» SUPPLIED DATA
* * * * *

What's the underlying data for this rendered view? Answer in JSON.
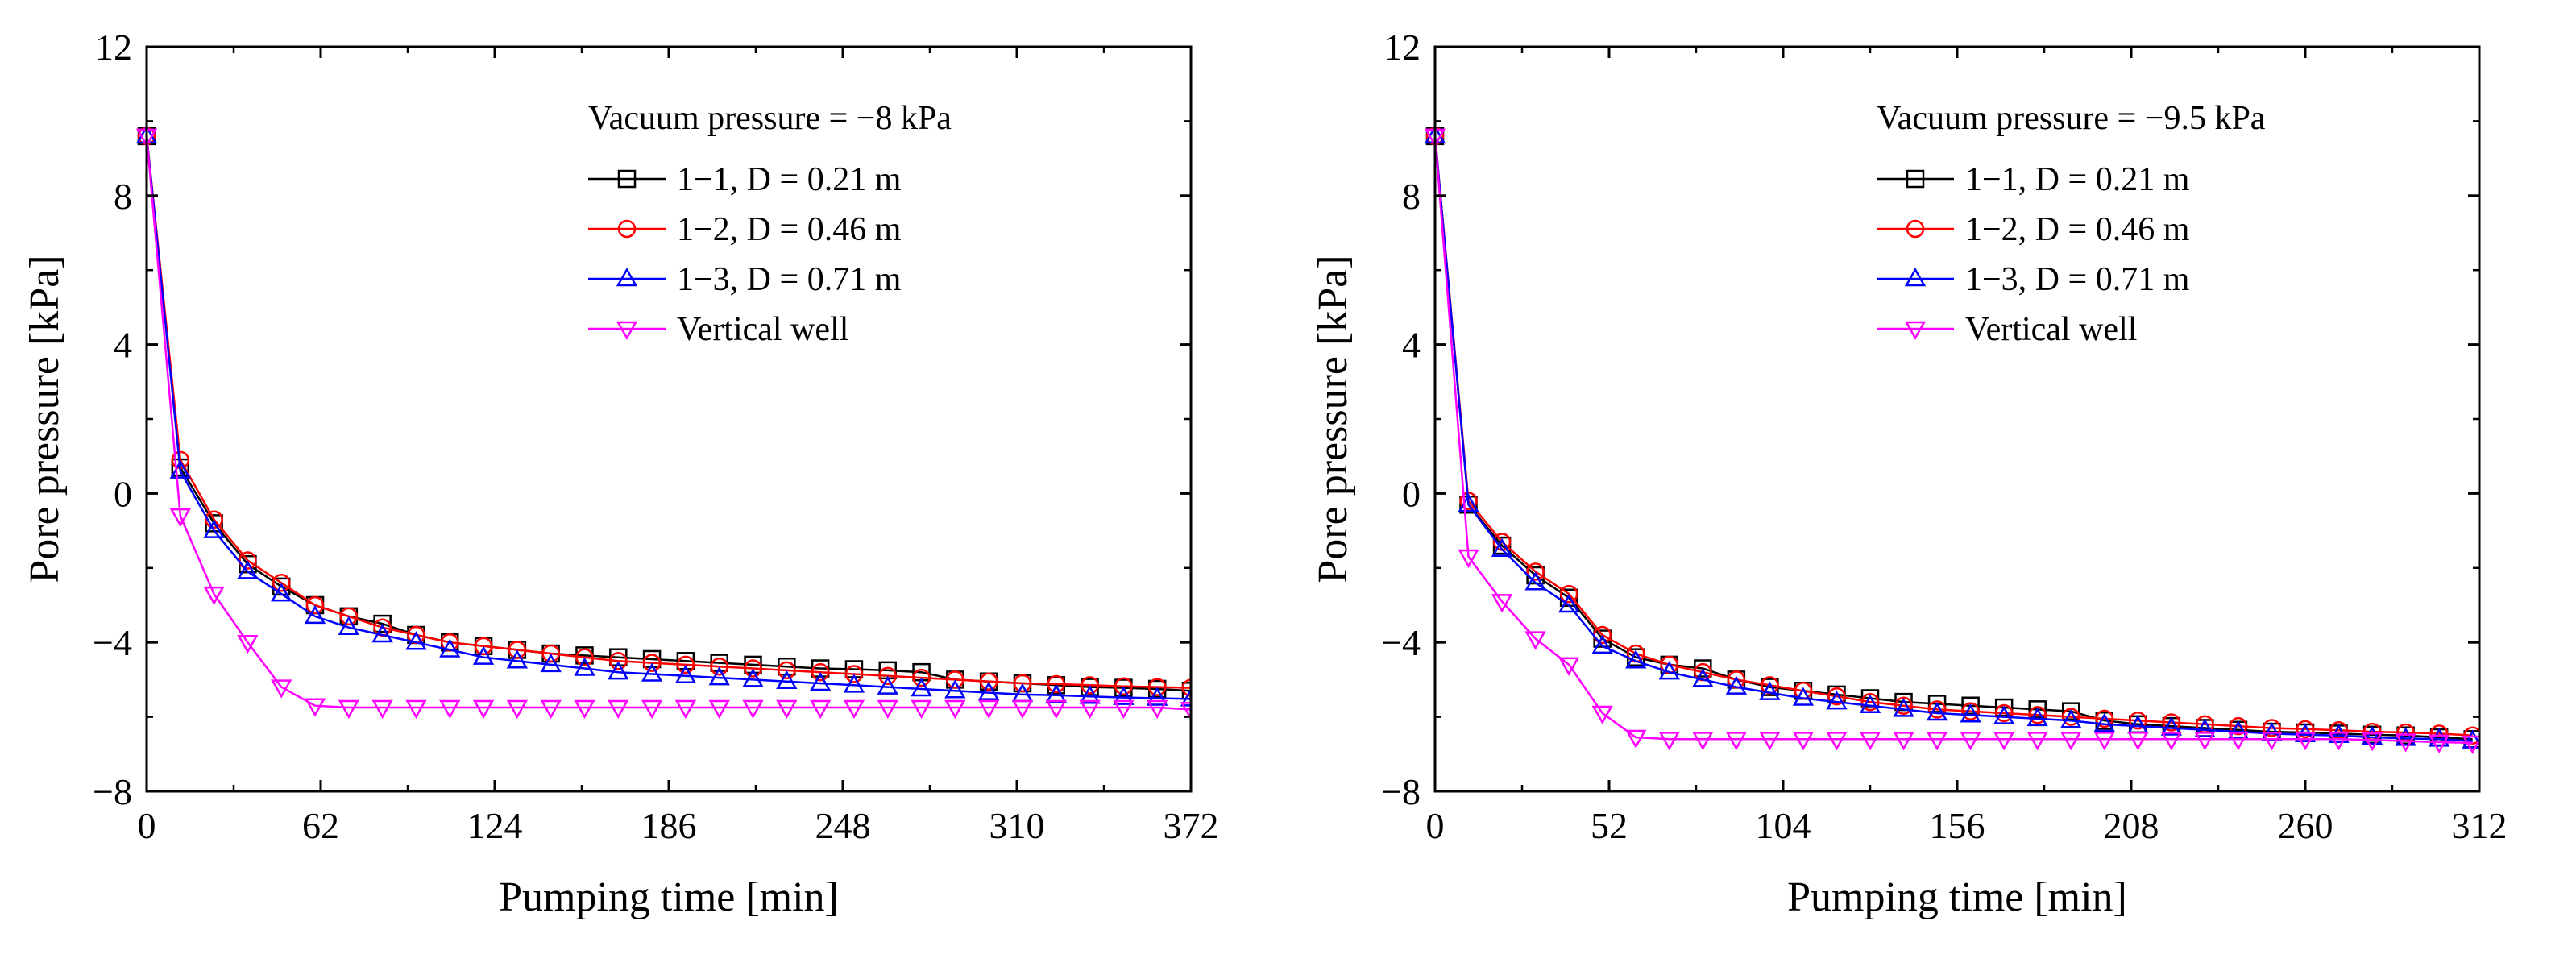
{
  "chart_data": [
    {
      "type": "line",
      "title": "",
      "xlabel": "Pumping time [min]",
      "ylabel": "Pore pressure [kPa]",
      "xlim": [
        0,
        372
      ],
      "ylim": [
        -8,
        12
      ],
      "xticks": [
        0,
        62,
        124,
        186,
        248,
        310,
        372
      ],
      "xtick_labels": [
        "0",
        "62",
        "124",
        "186",
        "248",
        "310",
        "372"
      ],
      "yticks": [
        -8,
        -4,
        0,
        4,
        8,
        12
      ],
      "ytick_labels": [
        "−8",
        "−4",
        "0",
        "4",
        "8",
        "12"
      ],
      "legend_title": "Vacuum pressure = −8 kPa",
      "legend_position": "top-right",
      "grid": false,
      "series": [
        {
          "name": "1−1, D = 0.21 m",
          "color": "#000000",
          "marker": "square",
          "x": [
            0,
            12,
            24,
            36,
            48,
            60,
            72,
            84,
            96,
            108,
            120,
            132,
            144,
            156,
            168,
            180,
            192,
            204,
            216,
            228,
            240,
            252,
            264,
            276,
            288,
            300,
            312,
            324,
            336,
            348,
            360,
            372
          ],
          "y": [
            9.6,
            0.7,
            -0.8,
            -1.9,
            -2.5,
            -3.0,
            -3.3,
            -3.5,
            -3.8,
            -4.0,
            -4.1,
            -4.2,
            -4.3,
            -4.35,
            -4.4,
            -4.45,
            -4.5,
            -4.55,
            -4.6,
            -4.65,
            -4.7,
            -4.72,
            -4.75,
            -4.8,
            -5.0,
            -5.05,
            -5.1,
            -5.15,
            -5.2,
            -5.22,
            -5.25,
            -5.3
          ]
        },
        {
          "name": "1−2, D = 0.46 m",
          "color": "#ff0000",
          "marker": "circle",
          "x": [
            0,
            12,
            24,
            36,
            48,
            60,
            72,
            84,
            96,
            108,
            120,
            132,
            144,
            156,
            168,
            180,
            192,
            204,
            216,
            228,
            240,
            252,
            264,
            276,
            288,
            300,
            312,
            324,
            336,
            348,
            360,
            372
          ],
          "y": [
            9.6,
            0.9,
            -0.7,
            -1.8,
            -2.4,
            -3.0,
            -3.3,
            -3.6,
            -3.8,
            -4.0,
            -4.1,
            -4.2,
            -4.3,
            -4.4,
            -4.5,
            -4.55,
            -4.6,
            -4.65,
            -4.7,
            -4.75,
            -4.8,
            -4.85,
            -4.9,
            -4.95,
            -5.0,
            -5.05,
            -5.1,
            -5.12,
            -5.15,
            -5.18,
            -5.2,
            -5.22
          ]
        },
        {
          "name": "1−3, D = 0.71 m",
          "color": "#0000ff",
          "marker": "triangle-up",
          "x": [
            0,
            12,
            24,
            36,
            48,
            60,
            72,
            84,
            96,
            108,
            120,
            132,
            144,
            156,
            168,
            180,
            192,
            204,
            216,
            228,
            240,
            252,
            264,
            276,
            288,
            300,
            312,
            324,
            336,
            348,
            360,
            372
          ],
          "y": [
            9.6,
            0.6,
            -1.0,
            -2.1,
            -2.7,
            -3.3,
            -3.6,
            -3.8,
            -4.0,
            -4.2,
            -4.4,
            -4.5,
            -4.6,
            -4.7,
            -4.8,
            -4.85,
            -4.9,
            -4.95,
            -5.0,
            -5.05,
            -5.1,
            -5.15,
            -5.2,
            -5.25,
            -5.3,
            -5.35,
            -5.4,
            -5.42,
            -5.45,
            -5.48,
            -5.5,
            -5.52
          ]
        },
        {
          "name": "Vertical well",
          "color": "#ff00ff",
          "marker": "triangle-down",
          "x": [
            0,
            12,
            24,
            36,
            48,
            60,
            72,
            84,
            96,
            108,
            120,
            132,
            144,
            156,
            168,
            180,
            192,
            204,
            216,
            228,
            240,
            252,
            264,
            276,
            288,
            300,
            312,
            324,
            336,
            348,
            360,
            372
          ],
          "y": [
            9.6,
            -0.6,
            -2.7,
            -4.0,
            -5.2,
            -5.7,
            -5.75,
            -5.75,
            -5.75,
            -5.75,
            -5.75,
            -5.75,
            -5.75,
            -5.75,
            -5.75,
            -5.75,
            -5.75,
            -5.75,
            -5.75,
            -5.75,
            -5.75,
            -5.75,
            -5.75,
            -5.75,
            -5.75,
            -5.75,
            -5.75,
            -5.75,
            -5.75,
            -5.75,
            -5.75,
            -5.8
          ]
        }
      ]
    },
    {
      "type": "line",
      "title": "",
      "xlabel": "Pumping time [min]",
      "ylabel": "Pore pressure [kPa]",
      "xlim": [
        0,
        312
      ],
      "ylim": [
        -8,
        12
      ],
      "xticks": [
        0,
        52,
        104,
        156,
        208,
        260,
        312
      ],
      "xtick_labels": [
        "0",
        "52",
        "104",
        "156",
        "208",
        "260",
        "312"
      ],
      "yticks": [
        -8,
        -4,
        0,
        4,
        8,
        12
      ],
      "ytick_labels": [
        "−8",
        "−4",
        "0",
        "4",
        "8",
        "12"
      ],
      "legend_title": "Vacuum pressure = −9.5 kPa",
      "legend_position": "top-right",
      "grid": false,
      "series": [
        {
          "name": "1−1, D = 0.21 m",
          "color": "#000000",
          "marker": "square",
          "x": [
            0,
            10,
            20,
            30,
            40,
            50,
            60,
            70,
            80,
            90,
            100,
            110,
            120,
            130,
            140,
            150,
            160,
            170,
            180,
            190,
            200,
            210,
            220,
            230,
            240,
            250,
            260,
            270,
            280,
            290,
            300,
            310
          ],
          "y": [
            9.6,
            -0.3,
            -1.4,
            -2.2,
            -2.8,
            -3.9,
            -4.4,
            -4.6,
            -4.7,
            -5.0,
            -5.2,
            -5.3,
            -5.4,
            -5.5,
            -5.6,
            -5.65,
            -5.7,
            -5.75,
            -5.8,
            -5.85,
            -6.1,
            -6.2,
            -6.25,
            -6.3,
            -6.35,
            -6.4,
            -6.42,
            -6.45,
            -6.48,
            -6.5,
            -6.55,
            -6.6
          ]
        },
        {
          "name": "1−2, D = 0.46 m",
          "color": "#ff0000",
          "marker": "circle",
          "x": [
            0,
            10,
            20,
            30,
            40,
            50,
            60,
            70,
            80,
            90,
            100,
            110,
            120,
            130,
            140,
            150,
            160,
            170,
            180,
            190,
            200,
            210,
            220,
            230,
            240,
            250,
            260,
            270,
            280,
            290,
            300,
            310
          ],
          "y": [
            9.6,
            -0.2,
            -1.3,
            -2.1,
            -2.7,
            -3.8,
            -4.3,
            -4.6,
            -4.8,
            -5.0,
            -5.15,
            -5.3,
            -5.45,
            -5.6,
            -5.7,
            -5.8,
            -5.85,
            -5.9,
            -5.95,
            -6.0,
            -6.05,
            -6.1,
            -6.15,
            -6.2,
            -6.25,
            -6.3,
            -6.33,
            -6.36,
            -6.4,
            -6.42,
            -6.45,
            -6.5
          ]
        },
        {
          "name": "1−3, D = 0.71 m",
          "color": "#0000ff",
          "marker": "triangle-up",
          "x": [
            0,
            10,
            20,
            30,
            40,
            50,
            60,
            70,
            80,
            90,
            100,
            110,
            120,
            130,
            140,
            150,
            160,
            170,
            180,
            190,
            200,
            210,
            220,
            230,
            240,
            250,
            260,
            270,
            280,
            290,
            300,
            310
          ],
          "y": [
            9.6,
            -0.3,
            -1.5,
            -2.4,
            -3.0,
            -4.1,
            -4.5,
            -4.8,
            -5.0,
            -5.2,
            -5.35,
            -5.5,
            -5.6,
            -5.7,
            -5.8,
            -5.9,
            -5.95,
            -6.0,
            -6.05,
            -6.1,
            -6.2,
            -6.25,
            -6.3,
            -6.35,
            -6.4,
            -6.45,
            -6.48,
            -6.5,
            -6.55,
            -6.58,
            -6.6,
            -6.65
          ]
        },
        {
          "name": "Vertical well",
          "color": "#ff00ff",
          "marker": "triangle-down",
          "x": [
            0,
            10,
            20,
            30,
            40,
            50,
            60,
            70,
            80,
            90,
            100,
            110,
            120,
            130,
            140,
            150,
            160,
            170,
            180,
            190,
            200,
            210,
            220,
            230,
            240,
            250,
            260,
            270,
            280,
            290,
            300,
            310
          ],
          "y": [
            9.6,
            -1.7,
            -2.9,
            -3.9,
            -4.6,
            -5.9,
            -6.55,
            -6.6,
            -6.6,
            -6.6,
            -6.6,
            -6.6,
            -6.6,
            -6.6,
            -6.6,
            -6.6,
            -6.6,
            -6.6,
            -6.6,
            -6.6,
            -6.6,
            -6.6,
            -6.6,
            -6.6,
            -6.6,
            -6.6,
            -6.6,
            -6.6,
            -6.62,
            -6.65,
            -6.68,
            -6.7
          ]
        }
      ]
    }
  ]
}
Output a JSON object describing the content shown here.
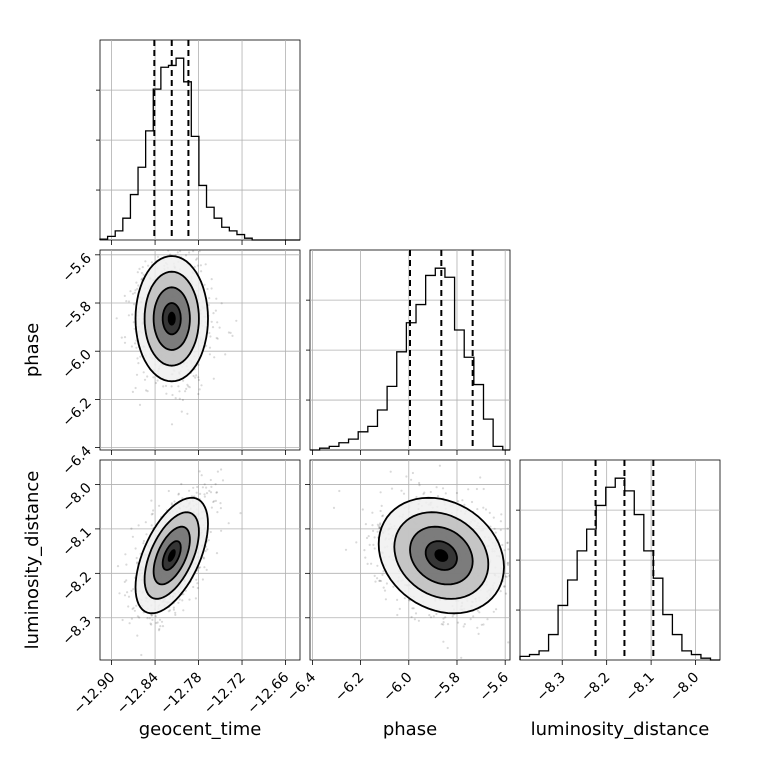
{
  "chart_data": {
    "type": "corner",
    "parameters": [
      "geocent_time",
      "phase",
      "luminosity_distance"
    ],
    "axis_labels": {
      "x": [
        "geocent_time",
        "phase",
        "luminosity_distance"
      ],
      "y": [
        "",
        "phase",
        "luminosity_distance"
      ]
    },
    "ranges": {
      "geocent_time": [
        -12.916,
        -12.64
      ],
      "phase": [
        -6.41,
        -5.58
      ],
      "luminosity_distance": [
        -8.395,
        -7.945
      ]
    },
    "ticks": {
      "geocent_time": [
        -12.9,
        -12.84,
        -12.78,
        -12.72,
        -12.66
      ],
      "phase": [
        -6.4,
        -6.2,
        -6.0,
        -5.8,
        -5.6
      ],
      "luminosity_distance": [
        -8.3,
        -8.2,
        -8.1,
        -8.0
      ]
    },
    "tick_labels": {
      "geocent_time": [
        "−12.90",
        "−12.84",
        "−12.78",
        "−12.72",
        "−12.66"
      ],
      "phase_x": [
        "−6.4",
        "−6.2",
        "−6.0",
        "−5.8",
        "−5.6"
      ],
      "phase_y": [
        "−5.6",
        "−5.8",
        "−6.0",
        "−6.2",
        "−6.4"
      ],
      "luminosity_distance_x": [
        "−8.3",
        "−8.2",
        "−8.1",
        "−8.0"
      ],
      "luminosity_distance_y": [
        "−8.0",
        "−8.1",
        "−8.2",
        "−8.3"
      ]
    },
    "grid": true,
    "quantiles": {
      "geocent_time": [
        -12.841,
        -12.817,
        -12.794
      ],
      "phase": [
        -5.995,
        -5.865,
        -5.735
      ],
      "luminosity_distance": [
        -8.225,
        -8.16,
        -8.095
      ]
    },
    "histograms": {
      "geocent_time": {
        "edges": [
          -12.916,
          -12.9055,
          -12.895,
          -12.8845,
          -12.874,
          -12.8635,
          -12.853,
          -12.8425,
          -12.832,
          -12.8215,
          -12.811,
          -12.8005,
          -12.79,
          -12.7795,
          -12.769,
          -12.7585,
          -12.748,
          -12.7375,
          -12.727,
          -12.7165,
          -12.706,
          -12.64
        ],
        "counts": [
          0.005,
          0.02,
          0.05,
          0.12,
          0.25,
          0.4,
          0.6,
          0.83,
          0.95,
          0.96,
          1.0,
          0.87,
          0.57,
          0.3,
          0.18,
          0.12,
          0.07,
          0.05,
          0.03,
          0.01,
          0.0
        ]
      },
      "phase": {
        "edges": [
          -6.41,
          -6.37,
          -6.33,
          -6.29,
          -6.25,
          -6.21,
          -6.17,
          -6.13,
          -6.09,
          -6.05,
          -6.01,
          -5.97,
          -5.93,
          -5.89,
          -5.85,
          -5.81,
          -5.77,
          -5.73,
          -5.69,
          -5.65,
          -5.61,
          -5.58
        ],
        "counts": [
          0.0,
          0.01,
          0.02,
          0.04,
          0.06,
          0.1,
          0.13,
          0.22,
          0.35,
          0.54,
          0.7,
          0.8,
          0.96,
          1.0,
          0.95,
          0.66,
          0.51,
          0.36,
          0.17,
          0.02,
          0.0
        ]
      },
      "luminosity_distance": {
        "edges": [
          -8.395,
          -8.3736,
          -8.3521,
          -8.3307,
          -8.3093,
          -8.2879,
          -8.2664,
          -8.245,
          -8.2236,
          -8.2021,
          -8.1807,
          -8.1593,
          -8.1379,
          -8.1164,
          -8.095,
          -8.0736,
          -8.0521,
          -8.0307,
          -8.0093,
          -7.9879,
          -7.9664,
          -7.945
        ],
        "counts": [
          0.02,
          0.03,
          0.05,
          0.14,
          0.3,
          0.44,
          0.6,
          0.72,
          0.85,
          0.95,
          1.0,
          0.93,
          0.8,
          0.6,
          0.45,
          0.25,
          0.14,
          0.05,
          0.03,
          0.01,
          0.0
        ]
      }
    },
    "scatter": {
      "phase_vs_geocent_time": {
        "mean": [
          -12.817,
          -5.865
        ],
        "std": [
          0.025,
          0.13
        ],
        "corr": 0.0
      },
      "luminosity_distance_vs_geocent_time": {
        "mean": [
          -12.817,
          -8.16
        ],
        "std": [
          0.025,
          0.065
        ],
        "corr": 0.55
      },
      "luminosity_distance_vs_phase": {
        "mean": [
          -5.865,
          -8.16
        ],
        "std": [
          0.13,
          0.065
        ],
        "corr": -0.2
      }
    },
    "levels_sigma": [
      0.5,
      1.0,
      1.5,
      2.0
    ]
  }
}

* * * * *

» SET EXERCISE
Return from the data every line that holds "JSON".

» SOLUTION TO THIS TASK
What's the underlying data for this rendered view? Answer in JSON.
Output a JSON object describing the content shown here.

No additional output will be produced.